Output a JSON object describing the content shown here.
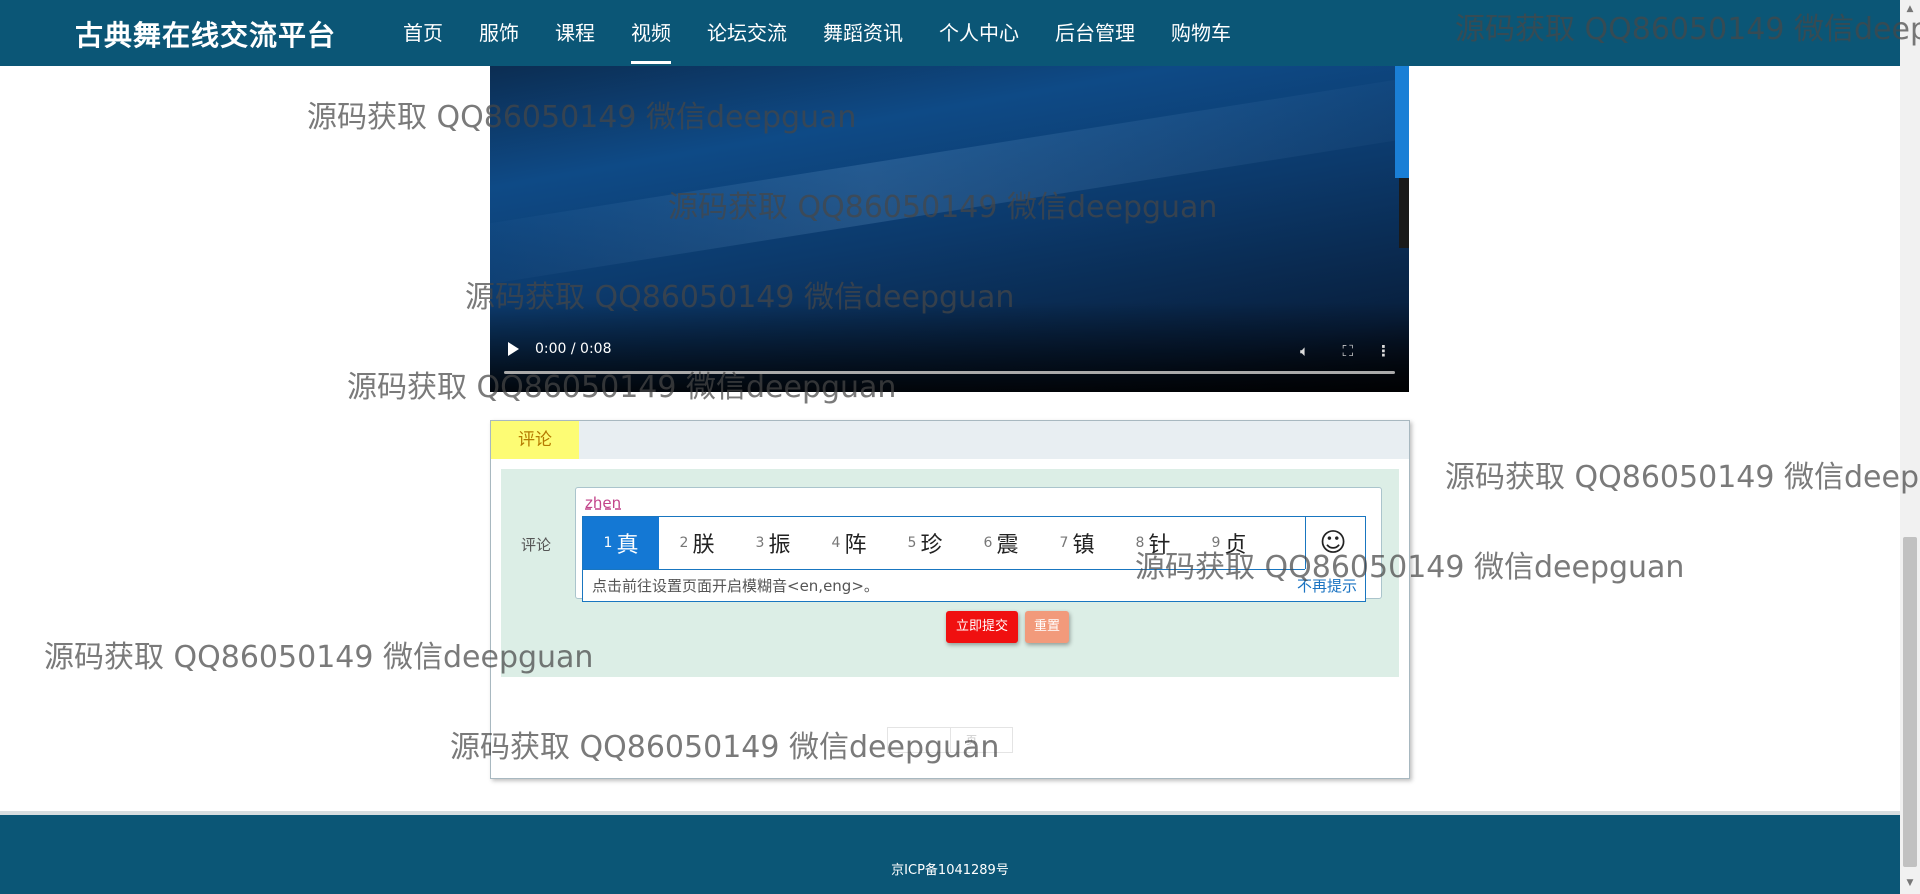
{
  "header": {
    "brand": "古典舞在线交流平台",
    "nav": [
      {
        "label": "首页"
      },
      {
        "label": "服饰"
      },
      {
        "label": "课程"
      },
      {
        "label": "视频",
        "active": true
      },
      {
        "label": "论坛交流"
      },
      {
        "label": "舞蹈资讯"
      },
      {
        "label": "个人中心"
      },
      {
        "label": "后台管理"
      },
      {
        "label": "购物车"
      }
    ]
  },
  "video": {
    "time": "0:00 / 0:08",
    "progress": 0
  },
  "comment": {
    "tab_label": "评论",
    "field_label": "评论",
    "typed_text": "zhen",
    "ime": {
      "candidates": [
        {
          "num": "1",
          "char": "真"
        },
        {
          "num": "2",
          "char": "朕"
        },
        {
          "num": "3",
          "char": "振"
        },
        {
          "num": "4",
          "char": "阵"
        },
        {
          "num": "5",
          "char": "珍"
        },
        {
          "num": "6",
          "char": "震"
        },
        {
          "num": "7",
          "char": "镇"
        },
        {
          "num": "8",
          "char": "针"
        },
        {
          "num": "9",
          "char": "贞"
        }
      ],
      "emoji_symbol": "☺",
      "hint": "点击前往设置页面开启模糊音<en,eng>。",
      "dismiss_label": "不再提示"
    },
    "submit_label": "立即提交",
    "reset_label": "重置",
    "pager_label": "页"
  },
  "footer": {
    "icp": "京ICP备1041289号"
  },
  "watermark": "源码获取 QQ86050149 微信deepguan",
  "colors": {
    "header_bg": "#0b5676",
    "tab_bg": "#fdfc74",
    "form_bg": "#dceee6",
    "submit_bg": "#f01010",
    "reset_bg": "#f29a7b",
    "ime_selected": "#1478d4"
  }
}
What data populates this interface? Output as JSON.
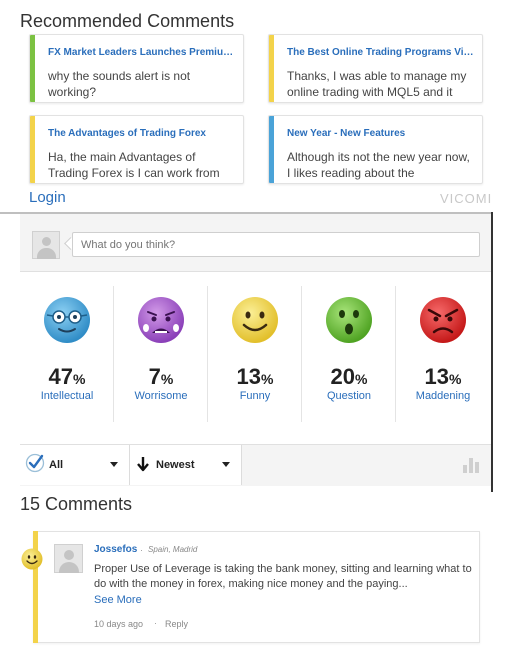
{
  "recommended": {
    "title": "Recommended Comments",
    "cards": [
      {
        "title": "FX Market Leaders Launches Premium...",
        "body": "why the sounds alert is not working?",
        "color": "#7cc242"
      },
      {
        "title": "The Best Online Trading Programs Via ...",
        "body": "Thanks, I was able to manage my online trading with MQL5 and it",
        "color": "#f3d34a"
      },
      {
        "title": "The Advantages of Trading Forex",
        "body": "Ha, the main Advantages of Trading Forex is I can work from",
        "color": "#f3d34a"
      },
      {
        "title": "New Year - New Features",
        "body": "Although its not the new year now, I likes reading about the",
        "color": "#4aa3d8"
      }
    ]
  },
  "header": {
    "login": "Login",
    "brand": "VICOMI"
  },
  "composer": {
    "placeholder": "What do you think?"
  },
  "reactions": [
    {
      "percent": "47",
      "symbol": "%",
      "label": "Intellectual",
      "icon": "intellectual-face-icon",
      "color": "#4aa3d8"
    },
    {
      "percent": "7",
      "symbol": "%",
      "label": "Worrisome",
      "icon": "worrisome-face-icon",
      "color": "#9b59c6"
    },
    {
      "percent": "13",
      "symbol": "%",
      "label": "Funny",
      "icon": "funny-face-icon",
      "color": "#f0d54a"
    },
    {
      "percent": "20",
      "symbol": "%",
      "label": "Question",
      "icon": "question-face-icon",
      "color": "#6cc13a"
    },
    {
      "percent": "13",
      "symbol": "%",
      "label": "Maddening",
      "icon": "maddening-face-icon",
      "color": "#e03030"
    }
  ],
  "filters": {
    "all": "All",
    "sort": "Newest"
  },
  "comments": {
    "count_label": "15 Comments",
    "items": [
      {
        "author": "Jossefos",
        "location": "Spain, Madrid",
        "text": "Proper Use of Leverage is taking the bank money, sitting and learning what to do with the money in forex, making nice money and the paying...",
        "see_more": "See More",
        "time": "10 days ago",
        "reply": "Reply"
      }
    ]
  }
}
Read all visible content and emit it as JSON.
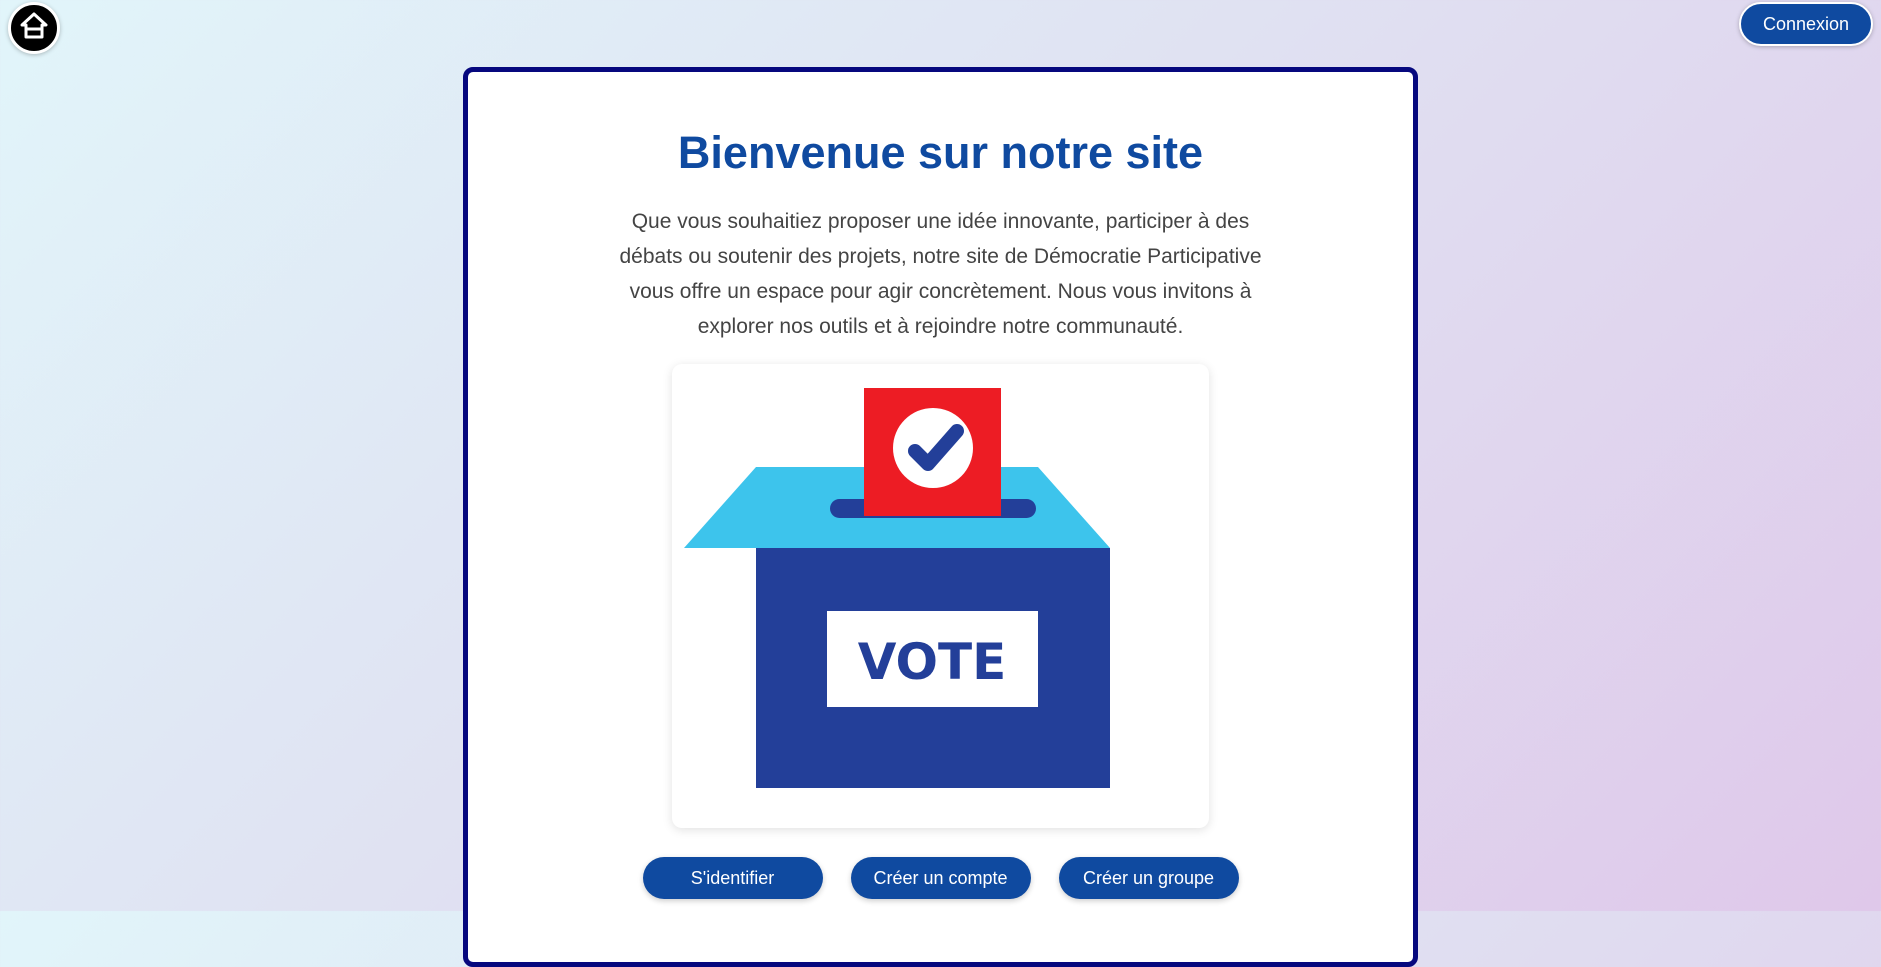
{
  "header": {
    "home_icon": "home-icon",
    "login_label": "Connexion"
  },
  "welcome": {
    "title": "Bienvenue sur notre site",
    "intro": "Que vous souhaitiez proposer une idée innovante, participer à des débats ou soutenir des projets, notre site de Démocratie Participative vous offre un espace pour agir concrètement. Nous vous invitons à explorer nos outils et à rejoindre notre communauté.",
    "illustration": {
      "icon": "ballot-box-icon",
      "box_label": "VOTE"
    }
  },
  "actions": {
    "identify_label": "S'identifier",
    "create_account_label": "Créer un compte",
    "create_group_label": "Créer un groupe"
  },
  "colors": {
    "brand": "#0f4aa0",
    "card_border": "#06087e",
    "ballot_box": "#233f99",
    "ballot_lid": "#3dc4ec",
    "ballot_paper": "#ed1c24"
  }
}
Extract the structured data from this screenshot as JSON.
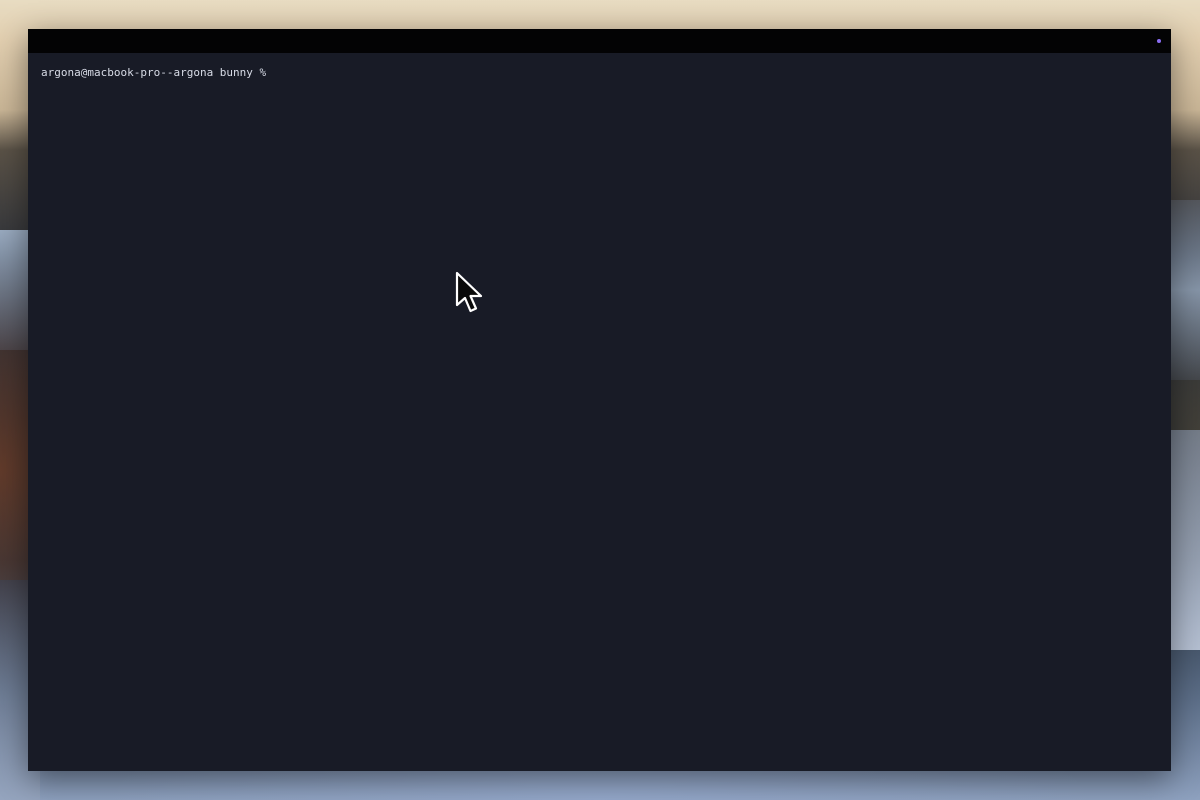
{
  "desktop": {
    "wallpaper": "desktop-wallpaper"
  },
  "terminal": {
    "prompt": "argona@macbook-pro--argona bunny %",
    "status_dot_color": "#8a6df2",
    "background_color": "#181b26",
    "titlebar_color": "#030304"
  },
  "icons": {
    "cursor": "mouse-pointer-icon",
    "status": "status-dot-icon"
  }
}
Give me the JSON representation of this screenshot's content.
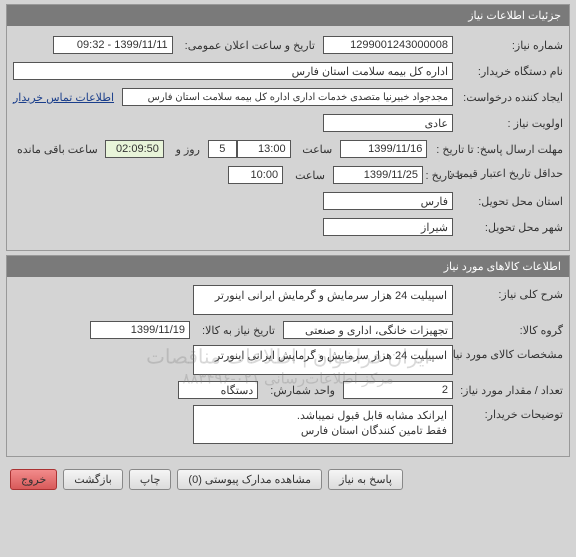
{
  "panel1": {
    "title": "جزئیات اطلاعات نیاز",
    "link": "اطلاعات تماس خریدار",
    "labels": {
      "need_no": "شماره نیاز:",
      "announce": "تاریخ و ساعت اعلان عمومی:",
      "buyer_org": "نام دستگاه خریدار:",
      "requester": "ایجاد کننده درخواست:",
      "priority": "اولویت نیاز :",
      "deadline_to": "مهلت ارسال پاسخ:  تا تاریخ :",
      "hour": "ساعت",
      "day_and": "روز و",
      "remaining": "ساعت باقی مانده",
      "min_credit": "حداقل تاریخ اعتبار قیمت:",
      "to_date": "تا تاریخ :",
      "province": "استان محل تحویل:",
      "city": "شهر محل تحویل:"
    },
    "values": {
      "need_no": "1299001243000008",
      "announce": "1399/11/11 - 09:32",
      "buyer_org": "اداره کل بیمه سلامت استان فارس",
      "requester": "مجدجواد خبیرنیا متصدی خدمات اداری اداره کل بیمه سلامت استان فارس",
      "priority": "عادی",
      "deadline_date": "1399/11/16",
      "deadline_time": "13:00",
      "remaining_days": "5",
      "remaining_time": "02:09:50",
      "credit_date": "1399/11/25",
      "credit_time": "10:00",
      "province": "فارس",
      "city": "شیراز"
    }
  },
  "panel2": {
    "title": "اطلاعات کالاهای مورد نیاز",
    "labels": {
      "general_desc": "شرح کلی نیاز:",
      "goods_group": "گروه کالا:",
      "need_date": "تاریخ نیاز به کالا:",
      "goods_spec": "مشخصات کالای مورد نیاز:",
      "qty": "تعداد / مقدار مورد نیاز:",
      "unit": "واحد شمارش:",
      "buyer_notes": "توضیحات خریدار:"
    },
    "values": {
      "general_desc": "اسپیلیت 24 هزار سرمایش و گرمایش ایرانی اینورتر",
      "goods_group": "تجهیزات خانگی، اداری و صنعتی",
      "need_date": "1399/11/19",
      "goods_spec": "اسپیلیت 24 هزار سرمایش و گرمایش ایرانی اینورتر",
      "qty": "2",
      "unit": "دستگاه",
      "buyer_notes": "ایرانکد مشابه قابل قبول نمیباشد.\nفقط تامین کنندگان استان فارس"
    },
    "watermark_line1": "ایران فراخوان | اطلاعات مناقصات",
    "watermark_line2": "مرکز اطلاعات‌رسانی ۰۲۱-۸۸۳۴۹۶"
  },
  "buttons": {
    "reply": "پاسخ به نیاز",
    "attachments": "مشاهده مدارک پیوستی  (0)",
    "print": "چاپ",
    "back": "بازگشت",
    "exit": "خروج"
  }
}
========
* [WHAT TO PRODUCE]: How many of the lines above contain the string "تحویل"? Give the number only.

* [EXERCISE ANSWER]: 2